> **Direction**
Find every line in the records that holds the string "JSON". Copy each one.

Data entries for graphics
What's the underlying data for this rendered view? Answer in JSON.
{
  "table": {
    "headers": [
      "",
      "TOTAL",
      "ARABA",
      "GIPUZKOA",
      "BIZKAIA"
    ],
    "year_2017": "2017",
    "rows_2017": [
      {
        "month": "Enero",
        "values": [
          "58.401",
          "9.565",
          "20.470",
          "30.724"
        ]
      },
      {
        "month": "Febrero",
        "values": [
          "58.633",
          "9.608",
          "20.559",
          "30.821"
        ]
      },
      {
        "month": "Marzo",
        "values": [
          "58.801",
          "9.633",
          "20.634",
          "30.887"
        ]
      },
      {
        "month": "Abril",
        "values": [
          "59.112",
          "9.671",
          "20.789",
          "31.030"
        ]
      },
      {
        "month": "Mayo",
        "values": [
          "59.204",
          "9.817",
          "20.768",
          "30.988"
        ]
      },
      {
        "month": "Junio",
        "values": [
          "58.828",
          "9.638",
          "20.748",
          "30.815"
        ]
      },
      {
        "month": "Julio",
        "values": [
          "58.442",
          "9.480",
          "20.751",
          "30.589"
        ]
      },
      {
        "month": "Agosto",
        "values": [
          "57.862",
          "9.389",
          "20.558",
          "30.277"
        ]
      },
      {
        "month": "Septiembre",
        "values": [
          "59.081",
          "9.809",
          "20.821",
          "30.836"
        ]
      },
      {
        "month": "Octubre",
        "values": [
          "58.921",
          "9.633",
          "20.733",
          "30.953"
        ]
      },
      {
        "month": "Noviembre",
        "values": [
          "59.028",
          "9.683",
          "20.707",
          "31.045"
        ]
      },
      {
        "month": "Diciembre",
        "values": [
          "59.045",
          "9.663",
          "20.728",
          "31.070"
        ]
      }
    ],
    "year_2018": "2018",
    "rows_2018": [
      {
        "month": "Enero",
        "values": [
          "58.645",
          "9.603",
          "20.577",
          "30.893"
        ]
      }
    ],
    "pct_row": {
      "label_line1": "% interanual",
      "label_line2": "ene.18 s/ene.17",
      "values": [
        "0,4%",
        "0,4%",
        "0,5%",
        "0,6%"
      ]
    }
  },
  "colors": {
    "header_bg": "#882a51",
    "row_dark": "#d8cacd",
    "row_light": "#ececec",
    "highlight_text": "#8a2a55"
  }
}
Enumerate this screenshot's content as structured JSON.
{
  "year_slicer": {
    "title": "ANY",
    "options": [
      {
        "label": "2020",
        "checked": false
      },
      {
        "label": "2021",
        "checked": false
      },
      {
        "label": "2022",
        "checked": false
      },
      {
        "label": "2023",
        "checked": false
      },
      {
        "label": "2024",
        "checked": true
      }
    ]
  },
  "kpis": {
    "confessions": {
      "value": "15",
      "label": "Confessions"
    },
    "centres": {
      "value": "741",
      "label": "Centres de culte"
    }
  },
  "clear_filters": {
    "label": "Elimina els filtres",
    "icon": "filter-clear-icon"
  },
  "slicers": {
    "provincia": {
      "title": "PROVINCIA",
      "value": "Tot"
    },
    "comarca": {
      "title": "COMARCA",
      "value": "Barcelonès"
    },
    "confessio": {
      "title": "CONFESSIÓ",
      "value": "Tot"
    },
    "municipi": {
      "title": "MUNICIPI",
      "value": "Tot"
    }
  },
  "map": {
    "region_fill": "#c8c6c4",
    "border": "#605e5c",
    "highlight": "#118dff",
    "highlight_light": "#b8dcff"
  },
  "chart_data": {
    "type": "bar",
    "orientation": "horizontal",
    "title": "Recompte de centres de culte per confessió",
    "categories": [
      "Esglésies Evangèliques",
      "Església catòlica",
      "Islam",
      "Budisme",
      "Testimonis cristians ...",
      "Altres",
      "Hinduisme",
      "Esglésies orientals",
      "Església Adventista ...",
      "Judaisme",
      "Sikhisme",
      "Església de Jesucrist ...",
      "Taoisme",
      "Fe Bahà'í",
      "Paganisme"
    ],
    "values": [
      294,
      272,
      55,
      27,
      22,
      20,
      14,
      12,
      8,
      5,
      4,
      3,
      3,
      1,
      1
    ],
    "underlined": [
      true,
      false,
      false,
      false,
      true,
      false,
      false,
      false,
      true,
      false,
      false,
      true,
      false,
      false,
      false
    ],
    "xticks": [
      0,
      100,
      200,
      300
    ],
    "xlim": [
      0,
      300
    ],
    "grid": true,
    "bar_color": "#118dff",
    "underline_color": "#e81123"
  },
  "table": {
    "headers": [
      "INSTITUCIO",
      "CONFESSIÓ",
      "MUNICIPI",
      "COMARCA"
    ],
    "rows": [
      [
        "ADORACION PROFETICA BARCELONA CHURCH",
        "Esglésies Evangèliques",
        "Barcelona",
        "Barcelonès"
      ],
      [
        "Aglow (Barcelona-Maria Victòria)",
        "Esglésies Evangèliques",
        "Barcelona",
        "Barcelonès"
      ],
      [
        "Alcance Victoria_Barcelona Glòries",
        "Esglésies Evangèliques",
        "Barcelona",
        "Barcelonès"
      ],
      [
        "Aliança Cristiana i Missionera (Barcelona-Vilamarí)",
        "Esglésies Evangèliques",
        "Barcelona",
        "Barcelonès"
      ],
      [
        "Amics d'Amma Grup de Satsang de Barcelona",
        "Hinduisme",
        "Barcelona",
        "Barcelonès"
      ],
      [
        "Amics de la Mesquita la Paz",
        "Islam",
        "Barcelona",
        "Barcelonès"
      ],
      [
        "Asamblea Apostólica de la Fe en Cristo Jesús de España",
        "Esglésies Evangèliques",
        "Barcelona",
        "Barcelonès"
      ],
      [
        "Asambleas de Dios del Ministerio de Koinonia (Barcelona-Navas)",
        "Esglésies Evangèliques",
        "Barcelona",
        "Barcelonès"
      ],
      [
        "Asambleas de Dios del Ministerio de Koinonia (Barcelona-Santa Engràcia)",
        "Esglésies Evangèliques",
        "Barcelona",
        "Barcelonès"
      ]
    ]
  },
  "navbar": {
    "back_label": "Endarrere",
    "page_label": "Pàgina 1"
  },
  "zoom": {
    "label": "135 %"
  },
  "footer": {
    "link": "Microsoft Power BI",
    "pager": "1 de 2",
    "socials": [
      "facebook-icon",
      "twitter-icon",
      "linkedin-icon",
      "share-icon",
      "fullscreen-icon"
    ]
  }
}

> **Complete output**
What's the underlying data for this rendered view? Answer in JSON.
Enumerate this screenshot's content as structured JSON.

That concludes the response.